— Instruction —
Pick out the lines below that contain the string "User" and copy them all.

— Data entries —
• • •
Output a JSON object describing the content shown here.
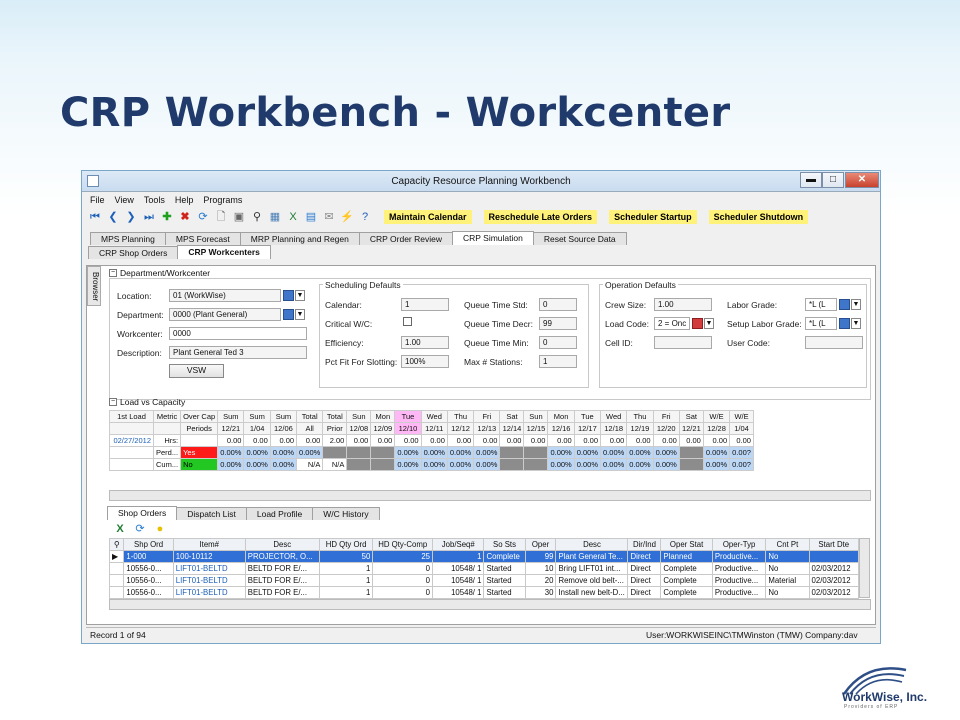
{
  "slide": {
    "title": "CRP Workbench - Workcenter"
  },
  "window": {
    "title": "Capacity Resource Planning Workbench",
    "min": "▬",
    "max": "□",
    "close": "✕"
  },
  "menu": [
    "File",
    "View",
    "Tools",
    "Help",
    "Programs"
  ],
  "toolbar": {
    "maintain_calendar": "Maintain Calendar",
    "reschedule_late_orders": "Reschedule Late Orders",
    "scheduler_startup": "Scheduler Startup",
    "scheduler_shutdown": "Scheduler Shutdown"
  },
  "tabs": [
    "MPS Planning",
    "MPS Forecast",
    "MRP Planning and Regen",
    "CRP Order Review",
    "CRP Simulation",
    "Reset Source Data"
  ],
  "subtabs": [
    "CRP Shop Orders",
    "CRP Workcenters"
  ],
  "browser_label": "Browser",
  "dept": {
    "header": "Department/Workcenter",
    "location_label": "Location:",
    "location": "01 (WorkWise)",
    "department_label": "Department:",
    "department": "0000 (Plant General)",
    "workcenter_label": "Workcenter:",
    "workcenter": "0000",
    "description_label": "Description:",
    "description": "Plant General Ted 3",
    "vsw": "VSW"
  },
  "sched": {
    "header": "Scheduling Defaults",
    "calendar_label": "Calendar:",
    "calendar": "1",
    "critical_label": "Critical W/C:",
    "efficiency_label": "Efficiency:",
    "efficiency": "1.00",
    "pct_label": "Pct Fit For Slotting:",
    "pct": "100%",
    "qstd_label": "Queue Time Std:",
    "qstd": "0",
    "qdecr_label": "Queue Time Decr:",
    "qdecr": "99",
    "qmin_label": "Queue Time Min:",
    "qmin": "0",
    "maxst_label": "Max # Stations:",
    "maxst": "1"
  },
  "ops": {
    "header": "Operation Defaults",
    "crew_label": "Crew Size:",
    "crew": "1.00",
    "loadcode_label": "Load Code:",
    "loadcode": "2 = Onc",
    "cell_label": "Cell ID:",
    "labor_label": "Labor Grade:",
    "labor": "*L (L",
    "setup_label": "Setup Labor Grade:",
    "setup": "*L (L",
    "user_label": "User Code:"
  },
  "load": {
    "header": "Load vs Capacity",
    "row1": [
      "1st Load",
      "Metric",
      "Over Cap",
      "Sum",
      "Sum",
      "Sum",
      "Total",
      "Total",
      "Sun",
      "Mon",
      "Tue",
      "Wed",
      "Thu",
      "Fri",
      "Sat",
      "Sun",
      "Mon",
      "Tue",
      "Wed",
      "Thu",
      "Fri",
      "Sat",
      "W/E",
      "W/E"
    ],
    "row2": [
      "",
      "",
      "Periods",
      "12/21",
      "1/04",
      "12/06",
      "All",
      "Prior",
      "12/08",
      "12/09",
      "12/10",
      "12/11",
      "12/12",
      "12/13",
      "12/14",
      "12/15",
      "12/16",
      "12/17",
      "12/18",
      "12/19",
      "12/20",
      "12/21",
      "12/28",
      "1/04"
    ],
    "date": "02/27/2012",
    "hrs": [
      "Hrs:",
      "",
      "0.00",
      "0.00",
      "0.00",
      "0.00",
      "2.00",
      "0.00",
      "0.00",
      "0.00",
      "0.00",
      "0.00",
      "0.00",
      "0.00",
      "0.00",
      "0.00",
      "0.00",
      "0.00",
      "0.00",
      "0.00",
      "0.00",
      "0.00",
      "0.00"
    ],
    "perd": [
      "Perd...",
      "Yes",
      "0.00%",
      "0.00%",
      "0.00%",
      "0.00%",
      "",
      "",
      "",
      "0.00%",
      "0.00%",
      "0.00%",
      "0.00%",
      "",
      "",
      "0.00%",
      "0.00%",
      "0.00%",
      "0.00%",
      "0.00%",
      "",
      "0.00%",
      "0.00?"
    ],
    "cum": [
      "Cum...",
      "No",
      "0.00%",
      "0.00%",
      "0.00%",
      "N/A",
      "N/A",
      "",
      "",
      "0.00%",
      "0.00%",
      "0.00%",
      "0.00%",
      "",
      "",
      "0.00%",
      "0.00%",
      "0.00%",
      "0.00%",
      "0.00%",
      "",
      "0.00%",
      "0.00?"
    ]
  },
  "bottom_tabs": [
    "Shop Orders",
    "Dispatch List",
    "Load Profile",
    "W/C History"
  ],
  "orders": {
    "headers": [
      "Shp Ord",
      "Item#",
      "Desc",
      "HD Qty Ord",
      "HD Qty-Comp",
      "Job/Seq#",
      "So Sts",
      "Oper",
      "Desc",
      "Dir/Ind",
      "Oper Stat",
      "Oper-Typ",
      "Cnt Pt",
      "Start Dte"
    ],
    "rows": [
      [
        "1-000",
        "100-10112",
        "PROJECTOR, O...",
        "50",
        "25",
        "1",
        "Complete",
        "99",
        "Plant General Te...",
        "Direct",
        "Planned",
        "Productive...",
        "No",
        ""
      ],
      [
        "10556-0...",
        "LIFT01-BELTD",
        "BELTD FOR E/...",
        "1",
        "0",
        "10548/  1",
        "Started",
        "10",
        "Bring LIFT01 int...",
        "Direct",
        "Complete",
        "Productive...",
        "No",
        "02/03/2012"
      ],
      [
        "10556-0...",
        "LIFT01-BELTD",
        "BELTD FOR E/...",
        "1",
        "0",
        "10548/  1",
        "Started",
        "20",
        "Remove old belt-...",
        "Direct",
        "Complete",
        "Productive...",
        "Material",
        "02/03/2012"
      ],
      [
        "10556-0...",
        "LIFT01-BELTD",
        "BELTD FOR E/...",
        "1",
        "0",
        "10548/  1",
        "Started",
        "30",
        "Install new belt-D...",
        "Direct",
        "Complete",
        "Productive...",
        "No",
        "02/03/2012"
      ]
    ]
  },
  "status": {
    "record": "Record 1 of 94",
    "user": "User:WORKWISEINC\\TMWinston (TMW) Company:dav"
  },
  "logo": {
    "name": "WorkWise, Inc.",
    "tagline": "Providers of ERP"
  },
  "colors": {
    "highlight": "#fff27a",
    "title": "#1f3a6b",
    "selected_row": "#2f6fd6",
    "red": "#ff1a1a",
    "green": "#22c722",
    "blue_cell": "#bcd7f6",
    "pink": "#ffb8f5"
  }
}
• • •
— The solution —
    "user_label": "User Code:"
    "user": "User:WORKWISEINC\\TMWinston (TMW) Company:dav"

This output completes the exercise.